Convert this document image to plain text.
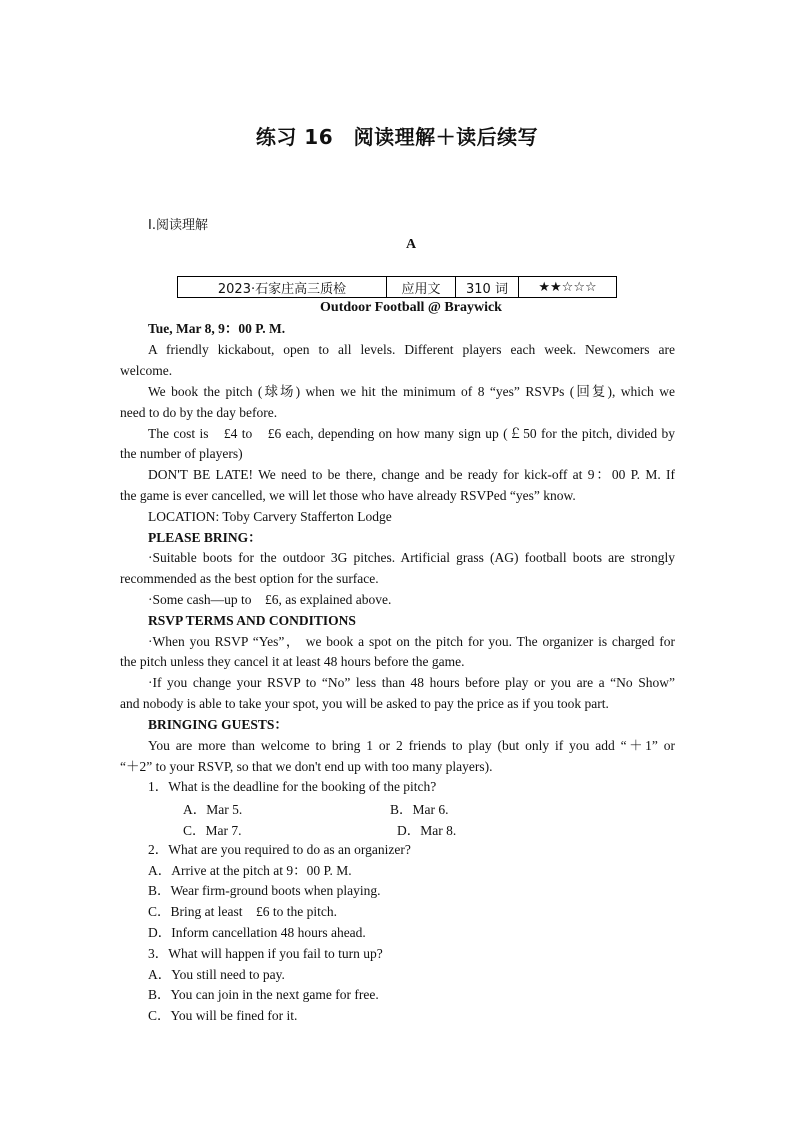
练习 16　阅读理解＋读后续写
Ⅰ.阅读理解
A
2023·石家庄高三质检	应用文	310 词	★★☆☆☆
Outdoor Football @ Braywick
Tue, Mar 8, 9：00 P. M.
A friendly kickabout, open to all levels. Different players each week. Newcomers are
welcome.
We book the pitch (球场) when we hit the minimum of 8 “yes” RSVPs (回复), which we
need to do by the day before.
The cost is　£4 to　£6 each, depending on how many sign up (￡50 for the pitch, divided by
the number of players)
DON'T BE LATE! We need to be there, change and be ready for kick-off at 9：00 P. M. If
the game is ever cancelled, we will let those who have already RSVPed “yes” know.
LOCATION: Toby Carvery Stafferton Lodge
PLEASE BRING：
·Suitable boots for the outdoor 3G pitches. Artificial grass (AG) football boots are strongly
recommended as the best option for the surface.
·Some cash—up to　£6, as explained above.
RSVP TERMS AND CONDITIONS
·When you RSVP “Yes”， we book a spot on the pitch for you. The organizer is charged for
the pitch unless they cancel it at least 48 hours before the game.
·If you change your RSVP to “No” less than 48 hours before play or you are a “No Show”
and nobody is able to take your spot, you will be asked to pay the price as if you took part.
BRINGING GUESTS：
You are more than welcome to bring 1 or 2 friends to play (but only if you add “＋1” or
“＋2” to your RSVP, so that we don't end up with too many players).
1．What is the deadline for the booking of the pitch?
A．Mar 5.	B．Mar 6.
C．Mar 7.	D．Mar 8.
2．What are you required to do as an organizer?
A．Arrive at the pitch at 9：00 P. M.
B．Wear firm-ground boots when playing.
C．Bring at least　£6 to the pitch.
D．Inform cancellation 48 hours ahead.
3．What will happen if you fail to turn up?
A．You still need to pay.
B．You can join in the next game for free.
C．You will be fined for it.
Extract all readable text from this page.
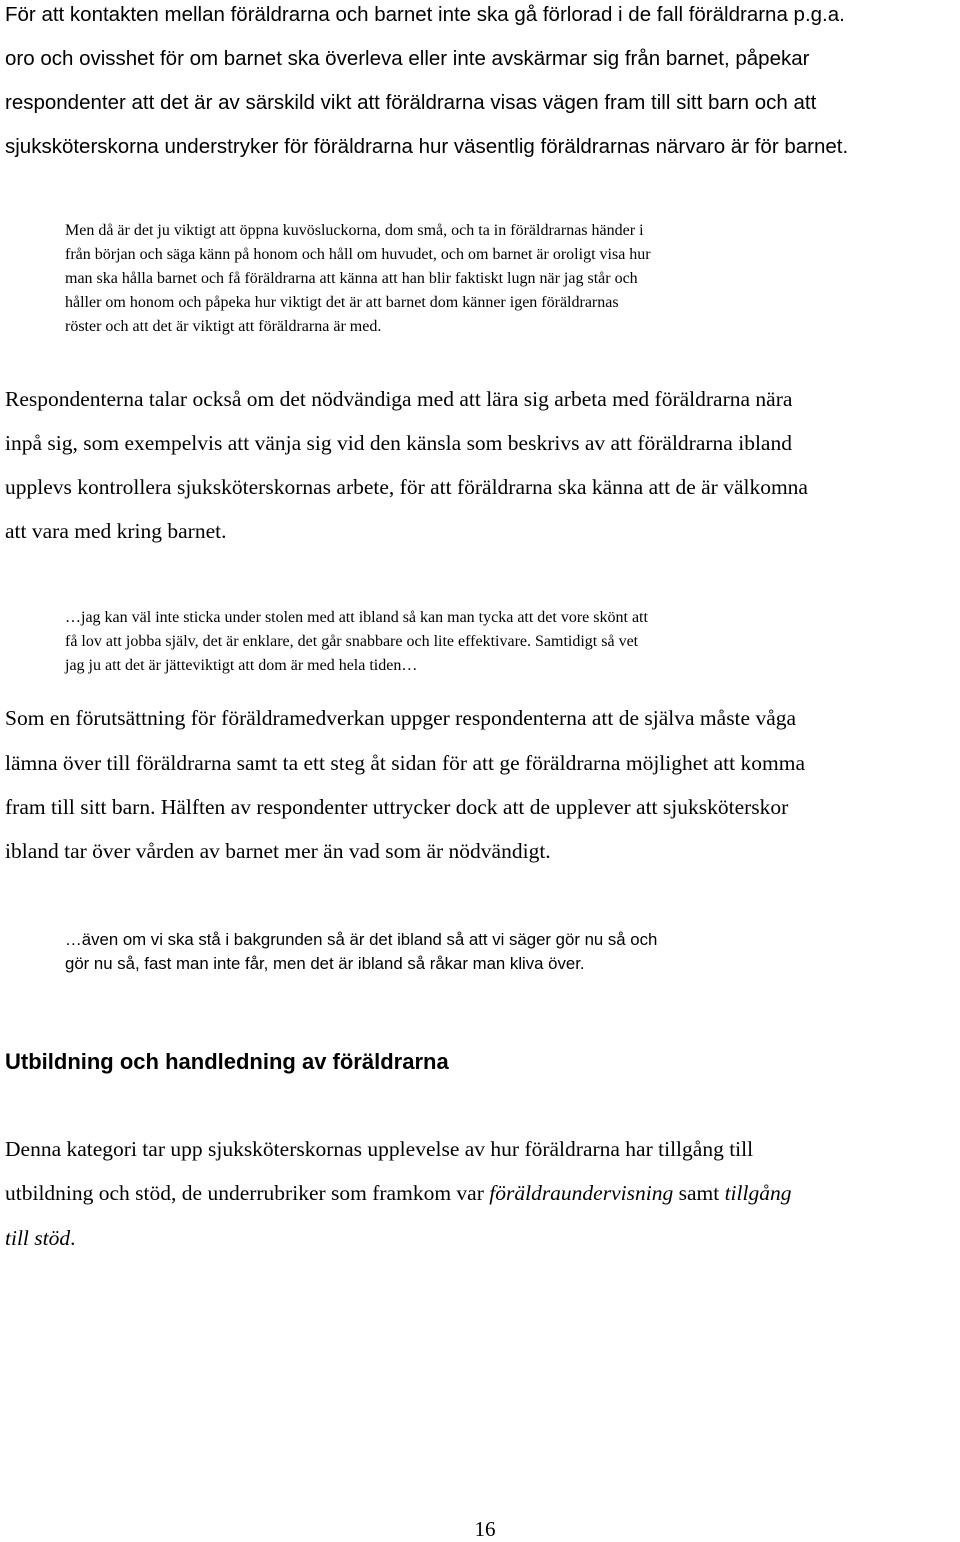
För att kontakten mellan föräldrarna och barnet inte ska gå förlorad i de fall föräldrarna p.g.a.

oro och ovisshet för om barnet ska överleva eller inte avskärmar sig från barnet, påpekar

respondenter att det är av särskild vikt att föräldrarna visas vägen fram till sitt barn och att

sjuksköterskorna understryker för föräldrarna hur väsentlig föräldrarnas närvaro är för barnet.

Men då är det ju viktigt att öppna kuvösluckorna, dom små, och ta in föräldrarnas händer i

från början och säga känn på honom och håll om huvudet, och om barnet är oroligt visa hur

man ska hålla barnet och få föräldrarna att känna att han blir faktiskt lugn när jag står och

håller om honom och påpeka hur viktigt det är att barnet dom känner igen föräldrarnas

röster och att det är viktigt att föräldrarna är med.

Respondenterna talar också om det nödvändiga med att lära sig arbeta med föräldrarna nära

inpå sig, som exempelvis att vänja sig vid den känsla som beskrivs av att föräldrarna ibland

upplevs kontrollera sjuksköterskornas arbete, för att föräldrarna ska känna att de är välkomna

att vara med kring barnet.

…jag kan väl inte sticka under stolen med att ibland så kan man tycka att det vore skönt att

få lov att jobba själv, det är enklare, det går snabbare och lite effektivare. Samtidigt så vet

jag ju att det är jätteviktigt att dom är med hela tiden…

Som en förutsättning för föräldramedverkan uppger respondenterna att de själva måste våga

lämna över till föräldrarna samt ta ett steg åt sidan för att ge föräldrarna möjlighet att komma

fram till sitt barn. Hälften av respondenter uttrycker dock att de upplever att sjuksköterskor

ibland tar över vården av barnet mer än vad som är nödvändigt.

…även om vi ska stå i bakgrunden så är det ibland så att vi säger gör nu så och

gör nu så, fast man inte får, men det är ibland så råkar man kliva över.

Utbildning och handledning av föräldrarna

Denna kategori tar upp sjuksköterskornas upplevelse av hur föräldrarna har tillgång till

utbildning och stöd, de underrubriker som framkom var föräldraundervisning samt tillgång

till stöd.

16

______

**TASK REQUIREMENTS:** Without including any picture, repeat the data exactly.

**ANSWER TO THE EXERCISE:**
Convert this document image to plain text.
练习 16　阅读理解＋读后续写
Ⅰ.阅读理解
A
2023·石家庄高三质检	应用文	310 词	★★☆☆☆
Outdoor Football @ Braywick
Tue, Mar 8, 9：00 P. M.
A friendly kickabout, open to all levels. Different players each week. Newcomers are
welcome.
We book the pitch (球场) when we hit the minimum of 8 “yes” RSVPs (回复), which we
need to do by the day before.
The cost is　£4 to　£6 each, depending on how many sign up (￡50 for the pitch, divided by
the number of players)
DON'T BE LATE! We need to be there, change and be ready for kick-off at 9：00 P. M. If
the game is ever cancelled, we will let those who have already RSVPed “yes” know.
LOCATION: Toby Carvery Stafferton Lodge
PLEASE BRING：
·Suitable boots for the outdoor 3G pitches. Artificial grass (AG) football boots are strongly
recommended as the best option for the surface.
·Some cash—up to　£6, as explained above.
RSVP TERMS AND CONDITIONS
·When you RSVP “Yes”， we book a spot on the pitch for you. The organizer is charged for
the pitch unless they cancel it at least 48 hours before the game.
·If you change your RSVP to “No” less than 48 hours before play or you are a “No Show”
and nobody is able to take your spot, you will be asked to pay the price as if you took part.
BRINGING GUESTS：
You are more than welcome to bring 1 or 2 friends to play (but only if you add “＋1” or
“＋2” to your RSVP, so that we don't end up with too many players).
1．What is the deadline for the booking of the pitch?
A．Mar 5.	B．Mar 6.
C．Mar 7.	D．Mar 8.
2．What are you required to do as an organizer?
A．Arrive at the pitch at 9：00 P. M.
B．Wear firm-ground boots when playing.
C．Bring at least　£6 to the pitch.
D．Inform cancellation 48 hours ahead.
3．What will happen if you fail to turn up?
A．You still need to pay.
B．You can join in the next game for free.
C．You will be fined for it.
Extract all readable text from this page.
För att kontakten mellan föräldrarna och barnet inte ska gå förlorad i de fall föräldrarna p.g.a.

oro och ovisshet för om barnet ska överleva eller inte avskärmar sig från barnet, påpekar

respondenter att det är av särskild vikt att föräldrarna visas vägen fram till sitt barn och att

sjuksköterskorna understryker för föräldrarna hur väsentlig föräldrarnas närvaro är för barnet.

Men då är det ju viktigt att öppna kuvösluckorna, dom små, och ta in föräldrarnas händer i

från början och säga känn på honom och håll om huvudet, och om barnet är oroligt visa hur

man ska hålla barnet och få föräldrarna att känna att han blir faktiskt lugn när jag står och

håller om honom och påpeka hur viktigt det är att barnet dom känner igen föräldrarnas

röster och att det är viktigt att föräldrarna är med.

Respondenterna talar också om det nödvändiga med att lära sig arbeta med föräldrarna nära

inpå sig, som exempelvis att vänja sig vid den känsla som beskrivs av att föräldrarna ibland

upplevs kontrollera sjuksköterskornas arbete, för att föräldrarna ska känna att de är välkomna

att vara med kring barnet.

…jag kan väl inte sticka under stolen med att ibland så kan man tycka att det vore skönt att

få lov att jobba själv, det är enklare, det går snabbare och lite effektivare. Samtidigt så vet

jag ju att det är jätteviktigt att dom är med hela tiden…

Som en förutsättning för föräldramedverkan uppger respondenterna att de själva måste våga

lämna över till föräldrarna samt ta ett steg åt sidan för att ge föräldrarna möjlighet att komma

fram till sitt barn. Hälften av respondenter uttrycker dock att de upplever att sjuksköterskor

ibland tar över vården av barnet mer än vad som är nödvändigt.

…även om vi ska stå i bakgrunden så är det ibland så att vi säger gör nu så och

gör nu så, fast man inte får, men det är ibland så råkar man kliva över.

Utbildning och handledning av föräldrarna

Denna kategori tar upp sjuksköterskornas upplevelse av hur föräldrarna har tillgång till

utbildning och stöd, de underrubriker som framkom var föräldraundervisning samt tillgång

till stöd.

16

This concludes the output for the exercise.